━━━ Material to process

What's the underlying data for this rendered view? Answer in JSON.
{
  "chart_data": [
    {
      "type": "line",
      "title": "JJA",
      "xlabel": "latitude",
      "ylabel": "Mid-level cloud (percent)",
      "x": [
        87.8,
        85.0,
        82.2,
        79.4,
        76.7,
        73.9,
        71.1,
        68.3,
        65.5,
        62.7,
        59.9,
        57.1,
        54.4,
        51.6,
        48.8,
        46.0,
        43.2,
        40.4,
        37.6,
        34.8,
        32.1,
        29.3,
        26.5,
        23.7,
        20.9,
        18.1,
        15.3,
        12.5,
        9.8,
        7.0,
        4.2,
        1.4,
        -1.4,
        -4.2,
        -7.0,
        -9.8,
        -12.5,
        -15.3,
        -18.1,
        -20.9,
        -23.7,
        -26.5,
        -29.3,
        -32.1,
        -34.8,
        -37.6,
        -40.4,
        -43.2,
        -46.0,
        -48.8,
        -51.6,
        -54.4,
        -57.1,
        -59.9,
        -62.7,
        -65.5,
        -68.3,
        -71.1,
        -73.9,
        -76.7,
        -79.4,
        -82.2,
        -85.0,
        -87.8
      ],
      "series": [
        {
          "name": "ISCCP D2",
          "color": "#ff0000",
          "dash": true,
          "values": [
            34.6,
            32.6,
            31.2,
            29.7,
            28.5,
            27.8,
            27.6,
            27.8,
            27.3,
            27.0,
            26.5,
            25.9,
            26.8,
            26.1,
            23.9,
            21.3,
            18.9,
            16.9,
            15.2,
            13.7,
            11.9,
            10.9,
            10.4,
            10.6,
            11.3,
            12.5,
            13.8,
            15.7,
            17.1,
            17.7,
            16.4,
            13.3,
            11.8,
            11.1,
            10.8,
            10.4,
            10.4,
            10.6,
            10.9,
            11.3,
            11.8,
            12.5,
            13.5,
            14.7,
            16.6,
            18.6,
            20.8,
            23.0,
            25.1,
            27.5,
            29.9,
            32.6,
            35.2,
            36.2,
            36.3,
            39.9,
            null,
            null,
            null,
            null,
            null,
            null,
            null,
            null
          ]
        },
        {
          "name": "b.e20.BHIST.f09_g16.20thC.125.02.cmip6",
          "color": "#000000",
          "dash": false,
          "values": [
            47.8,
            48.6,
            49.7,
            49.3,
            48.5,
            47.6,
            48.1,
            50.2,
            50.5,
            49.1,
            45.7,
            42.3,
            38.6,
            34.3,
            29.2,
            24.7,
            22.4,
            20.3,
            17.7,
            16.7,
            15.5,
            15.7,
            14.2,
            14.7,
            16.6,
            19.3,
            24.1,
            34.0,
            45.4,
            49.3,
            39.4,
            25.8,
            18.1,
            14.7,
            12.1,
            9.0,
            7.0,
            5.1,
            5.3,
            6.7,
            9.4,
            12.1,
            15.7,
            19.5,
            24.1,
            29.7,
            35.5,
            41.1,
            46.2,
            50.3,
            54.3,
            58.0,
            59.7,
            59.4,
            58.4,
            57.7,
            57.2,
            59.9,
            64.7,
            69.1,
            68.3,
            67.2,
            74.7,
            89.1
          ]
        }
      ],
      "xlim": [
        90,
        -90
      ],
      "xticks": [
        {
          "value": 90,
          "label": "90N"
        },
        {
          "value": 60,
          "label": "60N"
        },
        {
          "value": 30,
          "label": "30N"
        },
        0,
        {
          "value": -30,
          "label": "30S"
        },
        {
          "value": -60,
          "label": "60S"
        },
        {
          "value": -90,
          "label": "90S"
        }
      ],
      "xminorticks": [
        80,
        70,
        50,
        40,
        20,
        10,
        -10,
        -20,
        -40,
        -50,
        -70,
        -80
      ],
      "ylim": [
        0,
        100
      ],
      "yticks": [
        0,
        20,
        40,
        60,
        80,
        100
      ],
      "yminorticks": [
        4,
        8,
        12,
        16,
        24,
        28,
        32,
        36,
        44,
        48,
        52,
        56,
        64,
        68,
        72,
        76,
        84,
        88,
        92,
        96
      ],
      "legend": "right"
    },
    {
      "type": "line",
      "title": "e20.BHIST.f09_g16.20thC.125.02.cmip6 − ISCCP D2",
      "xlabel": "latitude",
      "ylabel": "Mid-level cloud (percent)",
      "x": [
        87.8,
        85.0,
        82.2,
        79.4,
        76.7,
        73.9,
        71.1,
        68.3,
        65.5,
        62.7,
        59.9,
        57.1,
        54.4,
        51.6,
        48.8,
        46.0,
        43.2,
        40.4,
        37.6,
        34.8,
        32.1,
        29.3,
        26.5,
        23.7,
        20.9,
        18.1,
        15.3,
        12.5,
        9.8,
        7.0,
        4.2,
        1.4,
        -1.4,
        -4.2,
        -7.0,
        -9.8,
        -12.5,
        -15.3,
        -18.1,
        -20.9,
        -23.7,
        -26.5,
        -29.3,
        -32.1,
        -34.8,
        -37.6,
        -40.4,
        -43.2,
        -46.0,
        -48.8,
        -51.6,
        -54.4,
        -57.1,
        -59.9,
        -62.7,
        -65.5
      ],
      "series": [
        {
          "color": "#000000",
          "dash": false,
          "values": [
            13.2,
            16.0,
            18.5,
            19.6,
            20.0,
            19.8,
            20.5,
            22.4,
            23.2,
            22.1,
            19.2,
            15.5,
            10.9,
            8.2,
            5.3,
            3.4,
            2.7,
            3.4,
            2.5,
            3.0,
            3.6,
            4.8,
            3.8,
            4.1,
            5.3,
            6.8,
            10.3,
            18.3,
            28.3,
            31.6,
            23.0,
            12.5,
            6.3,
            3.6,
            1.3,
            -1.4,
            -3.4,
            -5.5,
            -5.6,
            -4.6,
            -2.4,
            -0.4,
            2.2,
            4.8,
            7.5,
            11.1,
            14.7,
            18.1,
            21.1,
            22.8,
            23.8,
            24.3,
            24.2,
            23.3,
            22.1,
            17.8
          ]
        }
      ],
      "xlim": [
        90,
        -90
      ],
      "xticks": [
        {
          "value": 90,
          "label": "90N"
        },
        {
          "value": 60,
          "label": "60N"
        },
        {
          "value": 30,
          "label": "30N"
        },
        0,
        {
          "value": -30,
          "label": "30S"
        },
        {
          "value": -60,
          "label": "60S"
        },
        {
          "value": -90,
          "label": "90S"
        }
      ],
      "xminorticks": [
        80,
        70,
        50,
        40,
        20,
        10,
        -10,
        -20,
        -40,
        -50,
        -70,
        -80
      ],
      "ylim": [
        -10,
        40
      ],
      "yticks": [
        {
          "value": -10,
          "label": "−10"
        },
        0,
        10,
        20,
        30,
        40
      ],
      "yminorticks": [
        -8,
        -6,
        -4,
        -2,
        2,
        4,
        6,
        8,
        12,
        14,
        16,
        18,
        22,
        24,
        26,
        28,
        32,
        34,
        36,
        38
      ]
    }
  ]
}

━━━━━━

Check each line of the entries above for the word "title". List the ones that have it.

      "title": "JJA",
      "title": "e20.BHIST.f09_g16.20thC.125.02.cmip6 − ISCCP D2",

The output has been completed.